** start of Recorded data **
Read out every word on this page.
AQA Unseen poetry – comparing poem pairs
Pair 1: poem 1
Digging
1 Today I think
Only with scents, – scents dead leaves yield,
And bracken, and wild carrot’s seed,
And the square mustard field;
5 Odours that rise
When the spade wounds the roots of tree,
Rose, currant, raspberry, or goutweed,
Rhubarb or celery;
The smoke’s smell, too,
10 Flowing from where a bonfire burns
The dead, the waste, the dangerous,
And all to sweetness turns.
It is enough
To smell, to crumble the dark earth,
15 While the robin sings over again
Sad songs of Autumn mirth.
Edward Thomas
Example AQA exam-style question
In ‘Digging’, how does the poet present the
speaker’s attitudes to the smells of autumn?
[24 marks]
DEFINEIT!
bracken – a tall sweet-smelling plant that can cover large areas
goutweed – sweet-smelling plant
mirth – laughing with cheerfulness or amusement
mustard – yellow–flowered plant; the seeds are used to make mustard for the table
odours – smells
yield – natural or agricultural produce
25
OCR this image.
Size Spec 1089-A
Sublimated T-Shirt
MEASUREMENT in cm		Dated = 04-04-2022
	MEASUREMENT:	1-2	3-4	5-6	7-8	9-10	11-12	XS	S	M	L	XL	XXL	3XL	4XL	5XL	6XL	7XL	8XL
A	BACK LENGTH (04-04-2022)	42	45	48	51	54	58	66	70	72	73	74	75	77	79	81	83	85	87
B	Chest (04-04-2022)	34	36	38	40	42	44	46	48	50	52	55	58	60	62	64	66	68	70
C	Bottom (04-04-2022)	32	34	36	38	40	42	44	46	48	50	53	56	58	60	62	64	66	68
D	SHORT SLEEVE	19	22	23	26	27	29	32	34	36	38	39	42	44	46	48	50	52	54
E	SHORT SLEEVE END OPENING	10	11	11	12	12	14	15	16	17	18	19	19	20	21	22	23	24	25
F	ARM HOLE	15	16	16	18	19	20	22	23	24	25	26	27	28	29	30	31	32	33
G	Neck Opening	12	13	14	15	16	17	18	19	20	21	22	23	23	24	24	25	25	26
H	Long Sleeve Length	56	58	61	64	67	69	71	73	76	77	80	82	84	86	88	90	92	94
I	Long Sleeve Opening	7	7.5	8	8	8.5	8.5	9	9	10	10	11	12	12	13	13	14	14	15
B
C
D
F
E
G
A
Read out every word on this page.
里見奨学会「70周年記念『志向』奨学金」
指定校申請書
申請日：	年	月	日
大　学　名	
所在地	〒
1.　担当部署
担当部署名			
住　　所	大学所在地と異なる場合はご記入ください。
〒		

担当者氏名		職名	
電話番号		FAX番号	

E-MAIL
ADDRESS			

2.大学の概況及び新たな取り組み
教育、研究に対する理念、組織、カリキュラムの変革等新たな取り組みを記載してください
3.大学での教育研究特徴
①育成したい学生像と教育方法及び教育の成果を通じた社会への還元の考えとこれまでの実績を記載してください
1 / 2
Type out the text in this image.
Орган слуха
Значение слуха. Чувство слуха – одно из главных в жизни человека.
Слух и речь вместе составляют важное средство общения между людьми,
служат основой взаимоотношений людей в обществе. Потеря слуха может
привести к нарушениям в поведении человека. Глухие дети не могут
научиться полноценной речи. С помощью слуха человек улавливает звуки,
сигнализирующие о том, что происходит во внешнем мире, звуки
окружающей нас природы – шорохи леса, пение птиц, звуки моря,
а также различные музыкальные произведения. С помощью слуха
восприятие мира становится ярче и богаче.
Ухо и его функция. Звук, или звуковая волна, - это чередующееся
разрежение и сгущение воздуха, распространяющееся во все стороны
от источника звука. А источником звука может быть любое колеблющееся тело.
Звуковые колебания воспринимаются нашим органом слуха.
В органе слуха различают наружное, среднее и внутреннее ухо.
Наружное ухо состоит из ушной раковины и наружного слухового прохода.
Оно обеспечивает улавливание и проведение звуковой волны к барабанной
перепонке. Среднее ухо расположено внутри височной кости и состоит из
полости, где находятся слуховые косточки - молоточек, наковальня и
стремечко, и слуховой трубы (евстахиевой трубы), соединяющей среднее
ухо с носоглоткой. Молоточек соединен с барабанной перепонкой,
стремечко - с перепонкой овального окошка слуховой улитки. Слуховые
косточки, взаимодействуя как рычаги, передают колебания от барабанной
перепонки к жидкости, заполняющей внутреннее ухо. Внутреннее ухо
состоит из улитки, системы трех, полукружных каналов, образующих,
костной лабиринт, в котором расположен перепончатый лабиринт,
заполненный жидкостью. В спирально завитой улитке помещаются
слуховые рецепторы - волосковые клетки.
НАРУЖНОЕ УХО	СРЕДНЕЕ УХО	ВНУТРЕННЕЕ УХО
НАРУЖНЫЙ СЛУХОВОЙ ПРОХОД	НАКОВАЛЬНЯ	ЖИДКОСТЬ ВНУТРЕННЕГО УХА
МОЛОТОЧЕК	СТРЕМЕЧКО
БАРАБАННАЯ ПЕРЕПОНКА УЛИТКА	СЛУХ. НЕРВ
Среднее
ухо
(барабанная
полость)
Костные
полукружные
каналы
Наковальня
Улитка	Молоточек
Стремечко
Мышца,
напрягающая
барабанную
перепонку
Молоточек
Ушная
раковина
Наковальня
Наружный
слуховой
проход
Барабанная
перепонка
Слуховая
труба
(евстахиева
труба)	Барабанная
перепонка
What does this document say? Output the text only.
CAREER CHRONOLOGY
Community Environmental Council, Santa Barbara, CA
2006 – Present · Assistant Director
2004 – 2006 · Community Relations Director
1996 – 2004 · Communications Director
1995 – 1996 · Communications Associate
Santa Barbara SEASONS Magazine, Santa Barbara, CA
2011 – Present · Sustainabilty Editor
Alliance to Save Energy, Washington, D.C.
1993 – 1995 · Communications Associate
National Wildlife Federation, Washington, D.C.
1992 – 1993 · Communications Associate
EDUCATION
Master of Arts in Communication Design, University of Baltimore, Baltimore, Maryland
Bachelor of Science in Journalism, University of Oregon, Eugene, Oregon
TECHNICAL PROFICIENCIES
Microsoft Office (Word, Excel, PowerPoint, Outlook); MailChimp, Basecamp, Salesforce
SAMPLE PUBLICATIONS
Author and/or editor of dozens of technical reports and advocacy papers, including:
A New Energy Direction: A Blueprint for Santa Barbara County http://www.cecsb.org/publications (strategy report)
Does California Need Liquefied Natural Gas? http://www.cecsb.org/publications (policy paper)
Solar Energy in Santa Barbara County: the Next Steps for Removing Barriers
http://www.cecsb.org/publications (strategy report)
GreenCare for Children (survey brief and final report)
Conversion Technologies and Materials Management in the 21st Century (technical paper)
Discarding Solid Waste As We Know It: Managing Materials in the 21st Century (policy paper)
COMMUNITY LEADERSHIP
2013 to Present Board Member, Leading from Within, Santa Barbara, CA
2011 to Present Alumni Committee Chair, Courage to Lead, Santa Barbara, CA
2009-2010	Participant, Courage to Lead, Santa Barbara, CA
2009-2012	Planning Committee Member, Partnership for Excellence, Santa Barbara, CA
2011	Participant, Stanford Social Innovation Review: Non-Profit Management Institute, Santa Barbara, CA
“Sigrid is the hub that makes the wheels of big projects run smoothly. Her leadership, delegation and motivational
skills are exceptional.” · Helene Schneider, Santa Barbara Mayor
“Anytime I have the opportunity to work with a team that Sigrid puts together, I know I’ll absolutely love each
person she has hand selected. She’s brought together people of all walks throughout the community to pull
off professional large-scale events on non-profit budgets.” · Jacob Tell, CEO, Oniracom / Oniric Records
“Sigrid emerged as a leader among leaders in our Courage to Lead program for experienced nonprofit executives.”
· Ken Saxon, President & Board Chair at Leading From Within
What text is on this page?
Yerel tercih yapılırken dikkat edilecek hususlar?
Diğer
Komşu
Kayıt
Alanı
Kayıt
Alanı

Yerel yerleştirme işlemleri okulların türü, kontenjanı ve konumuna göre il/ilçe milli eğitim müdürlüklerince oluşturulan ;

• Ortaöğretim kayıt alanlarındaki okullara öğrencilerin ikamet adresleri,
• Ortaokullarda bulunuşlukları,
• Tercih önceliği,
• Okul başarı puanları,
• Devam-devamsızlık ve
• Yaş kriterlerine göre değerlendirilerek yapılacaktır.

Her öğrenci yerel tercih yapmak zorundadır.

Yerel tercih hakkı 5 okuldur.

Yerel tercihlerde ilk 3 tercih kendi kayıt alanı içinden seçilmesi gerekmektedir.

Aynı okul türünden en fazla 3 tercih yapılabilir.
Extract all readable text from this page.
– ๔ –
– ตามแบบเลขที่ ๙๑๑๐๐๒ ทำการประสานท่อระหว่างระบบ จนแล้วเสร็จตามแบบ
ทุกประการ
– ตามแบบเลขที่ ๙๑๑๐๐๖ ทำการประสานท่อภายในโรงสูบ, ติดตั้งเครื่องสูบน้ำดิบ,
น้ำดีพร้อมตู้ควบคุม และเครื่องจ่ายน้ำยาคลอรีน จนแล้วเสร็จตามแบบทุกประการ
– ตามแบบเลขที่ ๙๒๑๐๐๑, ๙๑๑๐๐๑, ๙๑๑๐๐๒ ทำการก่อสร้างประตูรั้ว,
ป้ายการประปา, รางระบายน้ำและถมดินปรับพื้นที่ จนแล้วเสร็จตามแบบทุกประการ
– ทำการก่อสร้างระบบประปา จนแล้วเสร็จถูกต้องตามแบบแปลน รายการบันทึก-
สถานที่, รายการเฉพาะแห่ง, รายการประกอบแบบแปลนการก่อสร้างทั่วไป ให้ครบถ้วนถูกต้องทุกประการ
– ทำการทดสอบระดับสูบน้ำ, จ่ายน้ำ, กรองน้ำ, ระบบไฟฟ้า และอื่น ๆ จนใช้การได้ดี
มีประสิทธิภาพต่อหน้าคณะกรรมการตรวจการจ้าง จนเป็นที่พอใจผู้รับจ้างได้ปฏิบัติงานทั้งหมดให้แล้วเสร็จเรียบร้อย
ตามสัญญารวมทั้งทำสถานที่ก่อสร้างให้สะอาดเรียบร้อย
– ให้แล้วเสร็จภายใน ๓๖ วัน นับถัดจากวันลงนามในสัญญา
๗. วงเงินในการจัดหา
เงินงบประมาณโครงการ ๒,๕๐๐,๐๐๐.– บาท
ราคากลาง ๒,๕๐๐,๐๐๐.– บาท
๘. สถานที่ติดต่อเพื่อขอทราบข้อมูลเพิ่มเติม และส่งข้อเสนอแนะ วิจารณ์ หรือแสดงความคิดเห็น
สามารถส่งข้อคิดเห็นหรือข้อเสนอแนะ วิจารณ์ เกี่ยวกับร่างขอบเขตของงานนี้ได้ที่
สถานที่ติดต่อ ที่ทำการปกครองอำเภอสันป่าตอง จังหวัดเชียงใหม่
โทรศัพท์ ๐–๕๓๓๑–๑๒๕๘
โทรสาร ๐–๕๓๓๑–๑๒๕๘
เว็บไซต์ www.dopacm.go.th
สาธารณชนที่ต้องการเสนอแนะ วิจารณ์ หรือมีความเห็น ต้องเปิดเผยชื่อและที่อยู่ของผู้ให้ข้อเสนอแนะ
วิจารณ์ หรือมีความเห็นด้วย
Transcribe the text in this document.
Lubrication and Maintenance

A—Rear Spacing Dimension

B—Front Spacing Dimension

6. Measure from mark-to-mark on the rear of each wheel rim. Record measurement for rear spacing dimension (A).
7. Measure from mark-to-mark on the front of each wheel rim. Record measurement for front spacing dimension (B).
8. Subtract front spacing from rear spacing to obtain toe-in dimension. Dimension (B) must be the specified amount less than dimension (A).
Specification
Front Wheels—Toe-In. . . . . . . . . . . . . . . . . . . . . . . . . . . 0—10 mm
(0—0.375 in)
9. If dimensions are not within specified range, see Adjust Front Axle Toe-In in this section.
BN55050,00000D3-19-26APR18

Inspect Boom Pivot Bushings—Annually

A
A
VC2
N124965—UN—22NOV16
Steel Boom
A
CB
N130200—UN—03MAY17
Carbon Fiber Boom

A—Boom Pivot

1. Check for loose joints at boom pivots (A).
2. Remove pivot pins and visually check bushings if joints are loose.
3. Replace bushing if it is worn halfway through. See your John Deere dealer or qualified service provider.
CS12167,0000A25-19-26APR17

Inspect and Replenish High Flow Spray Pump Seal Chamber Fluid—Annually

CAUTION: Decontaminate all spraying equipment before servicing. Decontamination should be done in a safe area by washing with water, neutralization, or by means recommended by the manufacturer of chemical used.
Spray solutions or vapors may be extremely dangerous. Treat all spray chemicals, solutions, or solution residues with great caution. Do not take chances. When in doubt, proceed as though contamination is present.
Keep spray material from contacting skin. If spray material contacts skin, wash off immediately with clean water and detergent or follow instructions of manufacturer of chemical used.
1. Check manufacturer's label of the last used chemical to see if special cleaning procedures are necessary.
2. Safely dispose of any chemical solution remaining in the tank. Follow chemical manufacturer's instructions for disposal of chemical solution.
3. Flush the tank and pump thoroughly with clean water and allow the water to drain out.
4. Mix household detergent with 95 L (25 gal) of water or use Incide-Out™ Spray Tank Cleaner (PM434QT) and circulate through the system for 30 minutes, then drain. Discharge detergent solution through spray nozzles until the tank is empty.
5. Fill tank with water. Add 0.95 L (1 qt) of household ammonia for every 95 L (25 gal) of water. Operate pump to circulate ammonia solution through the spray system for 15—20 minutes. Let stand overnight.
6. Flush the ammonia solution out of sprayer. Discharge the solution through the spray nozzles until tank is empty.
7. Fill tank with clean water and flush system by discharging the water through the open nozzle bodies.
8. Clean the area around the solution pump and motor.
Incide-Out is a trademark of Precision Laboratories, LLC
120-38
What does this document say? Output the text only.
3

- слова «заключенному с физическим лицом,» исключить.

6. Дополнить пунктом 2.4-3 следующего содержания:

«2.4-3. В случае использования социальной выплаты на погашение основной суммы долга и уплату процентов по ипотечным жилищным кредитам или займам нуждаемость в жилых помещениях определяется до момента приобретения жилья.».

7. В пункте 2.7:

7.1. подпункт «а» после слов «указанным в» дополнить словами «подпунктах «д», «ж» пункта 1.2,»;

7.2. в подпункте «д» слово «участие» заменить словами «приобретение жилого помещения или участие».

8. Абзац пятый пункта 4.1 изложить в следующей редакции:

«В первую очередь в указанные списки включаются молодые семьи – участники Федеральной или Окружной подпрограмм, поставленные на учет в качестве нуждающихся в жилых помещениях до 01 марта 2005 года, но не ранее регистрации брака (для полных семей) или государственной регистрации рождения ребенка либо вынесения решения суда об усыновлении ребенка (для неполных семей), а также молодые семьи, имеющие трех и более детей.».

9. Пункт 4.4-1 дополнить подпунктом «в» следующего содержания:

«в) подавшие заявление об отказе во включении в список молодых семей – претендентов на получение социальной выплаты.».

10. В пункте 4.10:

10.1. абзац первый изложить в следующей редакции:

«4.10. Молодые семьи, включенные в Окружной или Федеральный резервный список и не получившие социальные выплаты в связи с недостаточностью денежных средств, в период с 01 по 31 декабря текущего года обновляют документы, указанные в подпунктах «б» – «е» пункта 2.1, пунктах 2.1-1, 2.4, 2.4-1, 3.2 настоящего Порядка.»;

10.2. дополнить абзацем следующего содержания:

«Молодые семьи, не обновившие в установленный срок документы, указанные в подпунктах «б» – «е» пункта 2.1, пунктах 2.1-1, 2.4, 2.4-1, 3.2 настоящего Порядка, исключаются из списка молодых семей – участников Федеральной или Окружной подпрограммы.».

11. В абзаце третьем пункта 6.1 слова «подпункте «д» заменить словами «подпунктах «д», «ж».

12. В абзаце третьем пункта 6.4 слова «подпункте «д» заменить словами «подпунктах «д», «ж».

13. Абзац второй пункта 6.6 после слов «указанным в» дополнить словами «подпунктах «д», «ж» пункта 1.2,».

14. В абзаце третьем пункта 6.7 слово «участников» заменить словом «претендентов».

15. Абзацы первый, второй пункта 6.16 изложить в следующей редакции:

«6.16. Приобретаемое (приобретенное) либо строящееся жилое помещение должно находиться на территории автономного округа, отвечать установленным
** end of Recorded data **
## Given request
State only the count of lines above that hold the string "Barbara".

## Solution
10